§ Work to do:
Check each line below for the word "settings" and give the number of lines that have it, nothing more.

§ Given information:
'''

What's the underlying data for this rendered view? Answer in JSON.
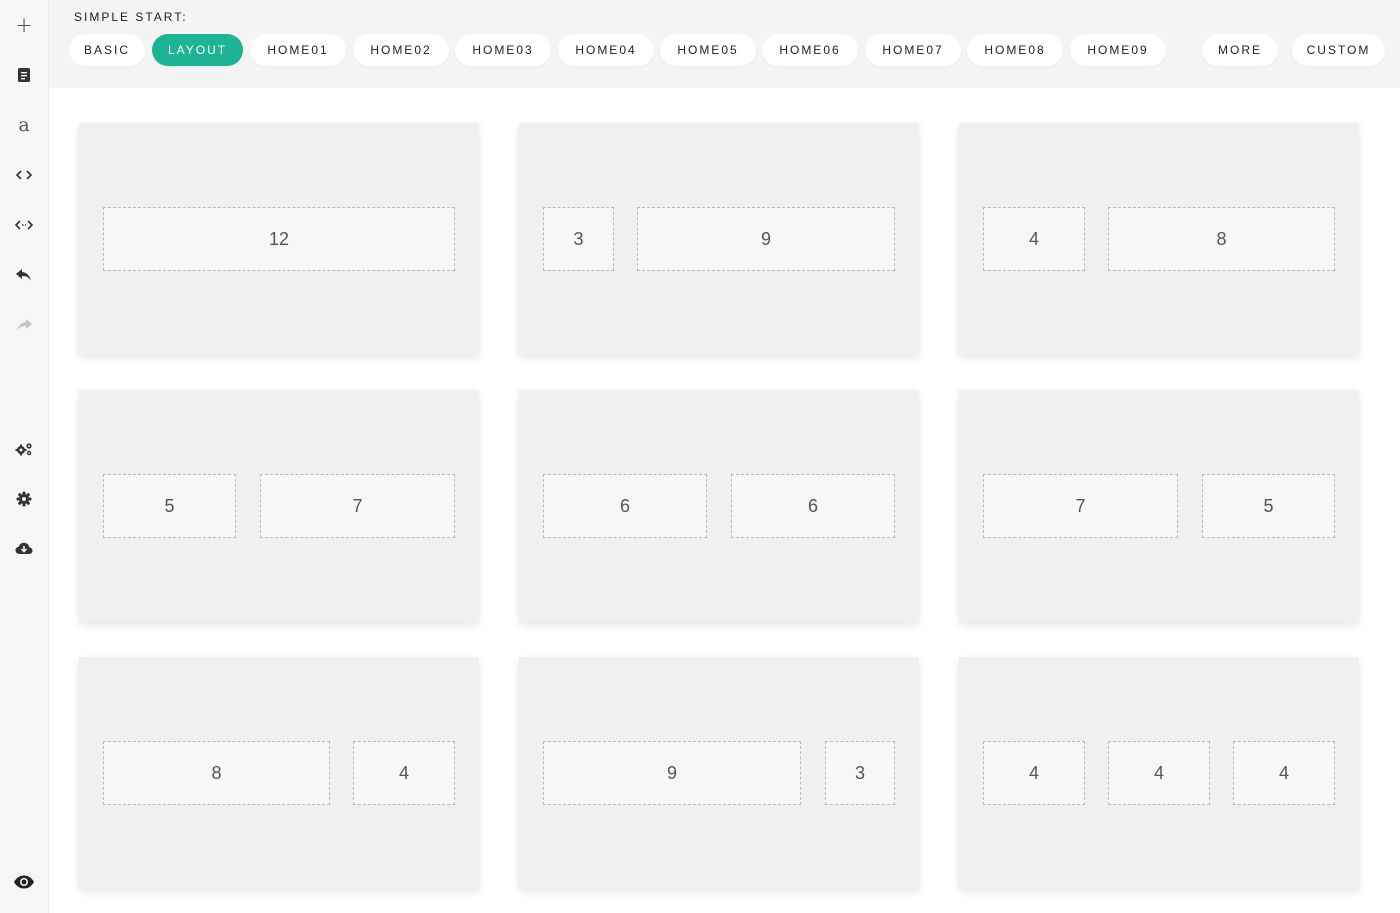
{
  "toolbar": {
    "items": [
      {
        "name": "add",
        "icon": "plus-icon",
        "glyph": "+"
      },
      {
        "name": "pages",
        "icon": "document-icon"
      },
      {
        "name": "text",
        "icon": "font-letter-icon",
        "glyph": "a"
      },
      {
        "name": "code",
        "icon": "code-brackets-icon"
      },
      {
        "name": "resize",
        "icon": "horizontal-arrows-icon"
      },
      {
        "name": "undo",
        "icon": "undo-icon"
      },
      {
        "name": "redo",
        "icon": "redo-icon",
        "disabled": true
      },
      {
        "name": "settings-advanced",
        "icon": "gears-icon"
      },
      {
        "name": "settings",
        "icon": "gear-icon"
      },
      {
        "name": "download",
        "icon": "cloud-download-icon"
      },
      {
        "name": "preview",
        "icon": "eye-icon"
      }
    ]
  },
  "header": {
    "label": "SIMPLE START:",
    "tabs": [
      {
        "label": "BASIC",
        "active": false
      },
      {
        "label": "LAYOUT",
        "active": true
      },
      {
        "label": "HOME01",
        "active": false
      },
      {
        "label": "HOME02",
        "active": false
      },
      {
        "label": "HOME03",
        "active": false
      },
      {
        "label": "HOME04",
        "active": false
      },
      {
        "label": "HOME05",
        "active": false
      },
      {
        "label": "HOME06",
        "active": false
      },
      {
        "label": "HOME07",
        "active": false
      },
      {
        "label": "HOME08",
        "active": false
      },
      {
        "label": "HOME09",
        "active": false
      },
      {
        "label": "MORE",
        "active": false
      },
      {
        "label": "CUSTOM",
        "active": false
      }
    ]
  },
  "layouts": [
    {
      "cols": [
        "12"
      ]
    },
    {
      "cols": [
        "3",
        "9"
      ]
    },
    {
      "cols": [
        "4",
        "8"
      ]
    },
    {
      "cols": [
        "5",
        "7"
      ]
    },
    {
      "cols": [
        "6",
        "6"
      ]
    },
    {
      "cols": [
        "7",
        "5"
      ]
    },
    {
      "cols": [
        "8",
        "4"
      ]
    },
    {
      "cols": [
        "9",
        "3"
      ]
    },
    {
      "cols": [
        "4",
        "4",
        "4"
      ]
    }
  ],
  "colors": {
    "accent": "#1db394",
    "card_bg": "#eff0f2",
    "col_bg": "#f7f7f7",
    "header_bg": "#f4f4f4"
  }
}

'''

§ Output below:
2